**Source text**
** START **
# Performance CHip



## M3guyCA (Sep 10, 2003)

does anyone have an idea about which chip i should buy. Im looking at a barv perfromance chip which will add 18 hp and i think 24 torque.


----------



## HUMMM 3 (May 10, 2003)

Are you asking about a E46 M3 chip or a chip for your Toyota? I don't believe there is a chip that by itself will provide those kind performance gains on a E46 M3. That kind of increase might be possible on a E30 with just a chip.


----------



## M3guyCA (Sep 10, 2003)

bavauto.com they have a performance chip some where in there for a E46 M3


----------



## Nick325xiT 5spd (Dec 24, 2001)

I'll tell you this:

First of all, you won't notice it. Second of all, do you really want to void the coverage of an extremely expensive engine that has also shown it has a somewhat disturbing tendency to go boom? While BMW may have fixed the LOW mileage problems with the S54, I have this sneaking suspicion that the S54 will wear like the S14. That is to say the bearings will go above 80k, even in good engines.


----------



## Mystikal (Dec 20, 2001)

m3jlk said:


> That kind of increase might be possible on a E30 with just a chip.


I wish it could on my car. The large gains on the E30s are simply because they are tuned to run on 87 from the factory. Just raising the minimum to 91 allows for so much more aggressive tuning.

And do you really need more power in an M3? :loco:


----------



## HUMMM 3 (May 10, 2003)

Stick to guys like Turner, Dinan, etc for tuning a E46 M3. Bavarian can sell you floor mats, wings, valve caps, etc.


----------



## mike_m3 (Apr 6, 2003)

m3jlk said:


> Stick to guys like Turner, Dinan, etc for tuning a E46 M3. Bavarian can sell you floor mats, wings, valve caps, etc.


The Bav Auto chip is Autothority which while a "bit" overpriced is a rather reputable company with demonstrable results - much more so than someone like Dinan who seems to be in the business of cooking results and over charging for eveything while they're at it as of late.
And before you freak out on me, I had a Dinan M3 (E36) and was hardly impressed though rather lightened in the wallet.
I do have reservations in regard to the stated performance of the Autothority chip as well though people with some experience (Hagen @ RF, etc) seem to be rather impressed with it.
Comforti and Eurobaugn (sp?) have software. EvoSport is supposedly about to come out with their own version.
Honestly, the odds of feeling 10-15hp in this car are rather slim - most people just do it for the improved throttle mapping which in many ways seems to make the car easier to drive and thus "feel" faster.


----------



## M3guyCA (Sep 10, 2003)

hahaahah LOL


----------



## HUMMM 3 (May 10, 2003)

I'm puzzled. If the chip/software that Bavarian sells is made by Autothority, why wouldn't you just buy it from Autothority?


----------



## mike_m3 (Apr 6, 2003)
** END **
**Material provided**
** START **
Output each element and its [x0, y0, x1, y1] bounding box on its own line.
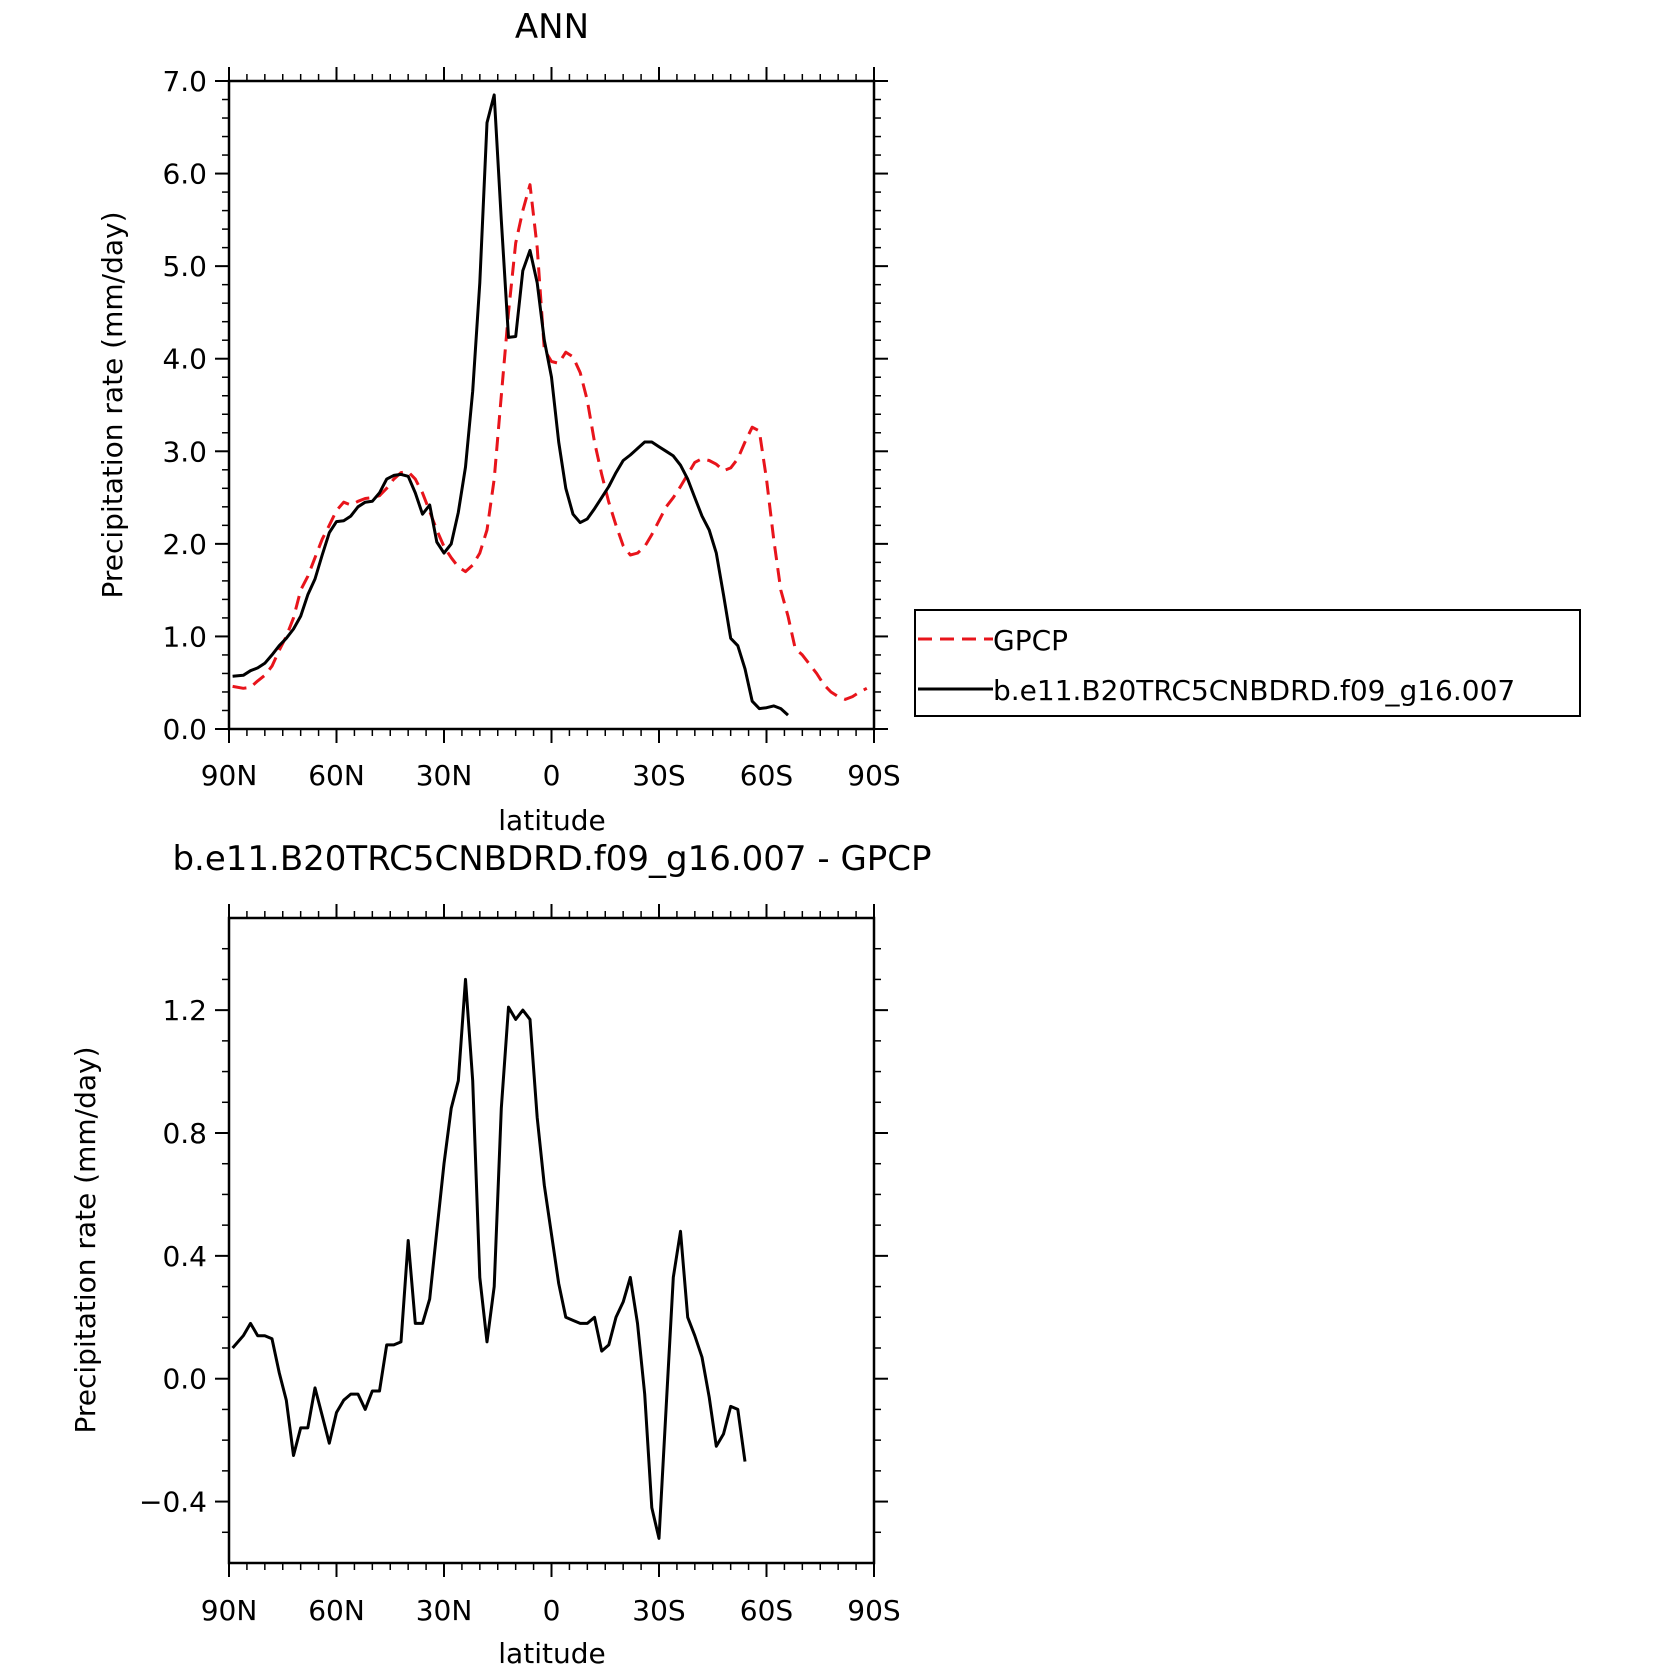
** END **
**Exercise tasks**
• 1. List every distinct user name that appears as a post heading in the performance chip thread.
• 2. Continue the performance chip thread from the point where it stops.
The lines above come from a different source than the forum thread on the performance chip.

**Exercise answers**
• 1. M3guyCA, HUMMM 3, Nick325xiT 5spd, Mystikal, mike_m3

• 2.
m3jlk said:


> I'm puzzled. If the chip/software that Bavarian sells is made by Autothority, why wouldn't you just buy it from Autothority?


Since Champion makes Dinan wheels why not buy Champion made RG8's from EvoSport and not pay 30% mark up for Dinan's emblem?

People buy lots of ACS stuff when all they are buying is the ACS logo on someone elses product (suspensions, exhausts, ssk's, etc - none of which ACS actually makes).

What's your point? Comforti makes chips for Bav as well, no crime in that, people resell other people's products under their brand name every day.


----------



## M3guyCA (Sep 10, 2003)

another good reason to get the chip would be it removes government speed limiter and added throttle response


----------



## The HACK (Dec 19, 2001)

M3guyCA said:


> another good reason to get the chip would be it removes government speed limiter and added throttle response


Leave the car in 5th. There's no governor in 5th and you can reach speeds of up to 168mph.

There are no place in the United States, not even on the track, that you'll EVER have the opportunity to test out the theoretical top speed of your car (unless you try the salt flats of UTAH). And if you have Y or W rated tires, your tires aren't stable at that high of a speed over an extended period of time ANYWAY.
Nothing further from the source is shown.